Repeat all of the material exactly as given.

-- begin PROVIDED INFORMATION --

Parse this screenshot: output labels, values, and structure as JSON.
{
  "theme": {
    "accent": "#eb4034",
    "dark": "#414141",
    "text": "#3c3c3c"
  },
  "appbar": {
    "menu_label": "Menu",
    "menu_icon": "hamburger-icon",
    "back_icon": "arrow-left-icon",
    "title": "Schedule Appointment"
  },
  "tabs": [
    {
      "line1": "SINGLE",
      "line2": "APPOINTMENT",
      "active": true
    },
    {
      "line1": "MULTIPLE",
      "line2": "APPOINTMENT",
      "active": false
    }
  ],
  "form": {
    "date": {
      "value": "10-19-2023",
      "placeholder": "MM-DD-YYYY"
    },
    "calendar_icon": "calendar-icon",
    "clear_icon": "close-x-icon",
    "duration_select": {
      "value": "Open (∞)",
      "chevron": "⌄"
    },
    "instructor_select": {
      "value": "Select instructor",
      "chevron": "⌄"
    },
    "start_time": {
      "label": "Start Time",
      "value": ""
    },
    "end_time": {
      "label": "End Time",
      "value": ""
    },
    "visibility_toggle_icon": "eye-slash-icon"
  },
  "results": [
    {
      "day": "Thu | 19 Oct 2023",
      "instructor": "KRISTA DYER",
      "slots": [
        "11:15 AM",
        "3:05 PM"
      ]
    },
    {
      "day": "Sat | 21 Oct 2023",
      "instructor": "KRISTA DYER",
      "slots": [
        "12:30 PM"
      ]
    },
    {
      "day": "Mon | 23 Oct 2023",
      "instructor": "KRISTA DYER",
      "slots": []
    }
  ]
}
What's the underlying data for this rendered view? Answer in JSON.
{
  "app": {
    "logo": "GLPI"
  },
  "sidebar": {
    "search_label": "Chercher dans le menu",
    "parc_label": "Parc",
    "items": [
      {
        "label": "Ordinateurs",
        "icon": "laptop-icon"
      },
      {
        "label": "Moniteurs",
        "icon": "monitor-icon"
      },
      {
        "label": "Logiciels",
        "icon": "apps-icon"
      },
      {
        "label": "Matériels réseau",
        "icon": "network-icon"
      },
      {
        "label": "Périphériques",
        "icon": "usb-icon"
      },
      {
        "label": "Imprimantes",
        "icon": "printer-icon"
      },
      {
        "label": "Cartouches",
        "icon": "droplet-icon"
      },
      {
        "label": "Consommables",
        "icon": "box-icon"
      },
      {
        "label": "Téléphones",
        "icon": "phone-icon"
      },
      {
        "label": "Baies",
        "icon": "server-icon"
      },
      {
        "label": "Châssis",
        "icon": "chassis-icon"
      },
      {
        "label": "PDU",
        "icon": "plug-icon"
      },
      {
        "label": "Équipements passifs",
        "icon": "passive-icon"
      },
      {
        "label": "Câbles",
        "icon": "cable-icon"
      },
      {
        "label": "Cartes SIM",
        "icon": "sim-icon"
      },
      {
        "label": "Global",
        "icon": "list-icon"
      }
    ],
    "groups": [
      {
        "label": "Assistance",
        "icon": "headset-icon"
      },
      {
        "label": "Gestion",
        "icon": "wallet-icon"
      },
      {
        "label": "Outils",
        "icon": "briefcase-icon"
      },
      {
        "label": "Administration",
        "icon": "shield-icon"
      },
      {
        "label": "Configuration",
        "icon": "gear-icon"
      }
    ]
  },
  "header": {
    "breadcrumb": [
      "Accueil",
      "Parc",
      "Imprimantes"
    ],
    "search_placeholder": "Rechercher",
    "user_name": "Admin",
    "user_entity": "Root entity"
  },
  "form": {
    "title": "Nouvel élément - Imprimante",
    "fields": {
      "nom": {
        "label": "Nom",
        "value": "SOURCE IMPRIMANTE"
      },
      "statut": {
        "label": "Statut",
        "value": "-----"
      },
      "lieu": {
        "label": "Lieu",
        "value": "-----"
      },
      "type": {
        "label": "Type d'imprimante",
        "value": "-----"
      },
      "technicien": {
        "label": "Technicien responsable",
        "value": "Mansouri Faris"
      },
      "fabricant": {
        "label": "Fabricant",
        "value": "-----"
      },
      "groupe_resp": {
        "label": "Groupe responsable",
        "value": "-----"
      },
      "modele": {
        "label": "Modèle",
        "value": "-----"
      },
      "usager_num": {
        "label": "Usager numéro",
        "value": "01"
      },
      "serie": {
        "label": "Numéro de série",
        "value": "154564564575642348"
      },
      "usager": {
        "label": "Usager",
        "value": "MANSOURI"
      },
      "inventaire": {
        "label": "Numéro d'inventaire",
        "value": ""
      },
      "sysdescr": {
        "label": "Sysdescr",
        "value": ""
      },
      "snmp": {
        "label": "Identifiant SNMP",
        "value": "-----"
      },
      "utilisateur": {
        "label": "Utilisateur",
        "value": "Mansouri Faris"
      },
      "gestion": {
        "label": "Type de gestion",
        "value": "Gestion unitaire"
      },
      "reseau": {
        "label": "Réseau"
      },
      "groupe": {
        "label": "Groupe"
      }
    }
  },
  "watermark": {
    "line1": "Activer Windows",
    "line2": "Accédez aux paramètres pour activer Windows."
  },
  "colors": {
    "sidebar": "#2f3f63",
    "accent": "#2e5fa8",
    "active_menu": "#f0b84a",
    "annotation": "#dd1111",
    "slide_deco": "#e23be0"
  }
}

-- end PROVIDED INFORMATION --

RESPONSE TO THE TASK:
Parse this screenshot: output labels, values, and structure as JSON.
{
  "theme": {
    "accent": "#eb4034",
    "dark": "#414141",
    "text": "#3c3c3c"
  },
  "appbar": {
    "menu_label": "Menu",
    "menu_icon": "hamburger-icon",
    "back_icon": "arrow-left-icon",
    "title": "Schedule Appointment"
  },
  "tabs": [
    {
      "line1": "SINGLE",
      "line2": "APPOINTMENT",
      "active": true
    },
    {
      "line1": "MULTIPLE",
      "line2": "APPOINTMENT",
      "active": false
    }
  ],
  "form": {
    "date": {
      "value": "10-19-2023",
      "placeholder": "MM-DD-YYYY"
    },
    "calendar_icon": "calendar-icon",
    "clear_icon": "close-x-icon",
    "duration_select": {
      "value": "Open (∞)",
      "chevron": "⌄"
    },
    "instructor_select": {
      "value": "Select instructor",
      "chevron": "⌄"
    },
    "start_time": {
      "label": "Start Time",
      "value": ""
    },
    "end_time": {
      "label": "End Time",
      "value": ""
    },
    "visibility_toggle_icon": "eye-slash-icon"
  },
  "results": [
    {
      "day": "Thu | 19 Oct 2023",
      "instructor": "KRISTA DYER",
      "slots": [
        "11:15 AM",
        "3:05 PM"
      ]
    },
    {
      "day": "Sat | 21 Oct 2023",
      "instructor": "KRISTA DYER",
      "slots": [
        "12:30 PM"
      ]
    },
    {
      "day": "Mon | 23 Oct 2023",
      "instructor": "KRISTA DYER",
      "slots": []
    }
  ]
}
What's the underlying data for this rendered view? Answer in JSON.
{
  "app": {
    "logo": "GLPI"
  },
  "sidebar": {
    "search_label": "Chercher dans le menu",
    "parc_label": "Parc",
    "items": [
      {
        "label": "Ordinateurs",
        "icon": "laptop-icon"
      },
      {
        "label": "Moniteurs",
        "icon": "monitor-icon"
      },
      {
        "label": "Logiciels",
        "icon": "apps-icon"
      },
      {
        "label": "Matériels réseau",
        "icon": "network-icon"
      },
      {
        "label": "Périphériques",
        "icon": "usb-icon"
      },
      {
        "label": "Imprimantes",
        "icon": "printer-icon"
      },
      {
        "label": "Cartouches",
        "icon": "droplet-icon"
      },
      {
        "label": "Consommables",
        "icon": "box-icon"
      },
      {
        "label": "Téléphones",
        "icon": "phone-icon"
      },
      {
        "label": "Baies",
        "icon": "server-icon"
      },
      {
        "label": "Châssis",
        "icon": "chassis-icon"
      },
      {
        "label": "PDU",
        "icon": "plug-icon"
      },
      {
        "label": "Équipements passifs",
        "icon": "passive-icon"
      },
      {
        "label": "Câbles",
        "icon": "cable-icon"
      },
      {
        "label": "Cartes SIM",
        "icon": "sim-icon"
      },
      {
        "label": "Global",
        "icon": "list-icon"
      }
    ],
    "groups": [
      {
        "label": "Assistance",
        "icon": "headset-icon"
      },
      {
        "label": "Gestion",
        "icon": "wallet-icon"
      },
      {
        "label": "Outils",
        "icon": "briefcase-icon"
      },
      {
        "label": "Administration",
        "icon": "shield-icon"
      },
      {
        "label": "Configuration",
        "icon": "gear-icon"
      }
    ]
  },
  "header": {
    "breadcrumb": [
      "Accueil",
      "Parc",
      "Imprimantes"
    ],
    "search_placeholder": "Rechercher",
    "user_name": "Admin",
    "user_entity": "Root entity"
  },
  "form": {
    "title": "Nouvel élément - Imprimante",
    "fields": {
      "nom": {
        "label": "Nom",
        "value": "SOURCE IMPRIMANTE"
      },
      "statut": {
        "label": "Statut",
        "value": "-----"
      },
      "lieu": {
        "label": "Lieu",
        "value": "-----"
      },
      "type": {
        "label": "Type d'imprimante",
        "value": "-----"
      },
      "technicien": {
        "label": "Technicien responsable",
        "value": "Mansouri Faris"
      },
      "fabricant": {
        "label": "Fabricant",
        "value": "-----"
      },
      "groupe_resp": {
        "label": "Groupe responsable",
        "value": "-----"
      },
      "modele": {
        "label": "Modèle",
        "value": "-----"
      },
      "usager_num": {
        "label": "Usager numéro",
        "value": "01"
      },
      "serie": {
        "label": "Numéro de série",
        "value": "154564564575642348"
      },
      "usager": {
        "label": "Usager",
        "value": "MANSOURI"
      },
      "inventaire": {
        "label": "Numéro d'inventaire",
        "value": ""
      },
      "sysdescr": {
        "label": "Sysdescr",
        "value": ""
      },
      "snmp": {
        "label": "Identifiant SNMP",
        "value": "-----"
      },
      "utilisateur": {
        "label": "Utilisateur",
        "value": "Mansouri Faris"
      },
      "gestion": {
        "label": "Type de gestion",
        "value": "Gestion unitaire"
      },
      "reseau": {
        "label": "Réseau"
      },
      "groupe": {
        "label": "Groupe"
      }
    }
  },
  "watermark": {
    "line1": "Activer Windows",
    "line2": "Accédez aux paramètres pour activer Windows."
  },
  "colors": {
    "sidebar": "#2f3f63",
    "accent": "#2e5fa8",
    "active_menu": "#f0b84a",
    "annotation": "#dd1111",
    "slide_deco": "#e23be0"
  }
}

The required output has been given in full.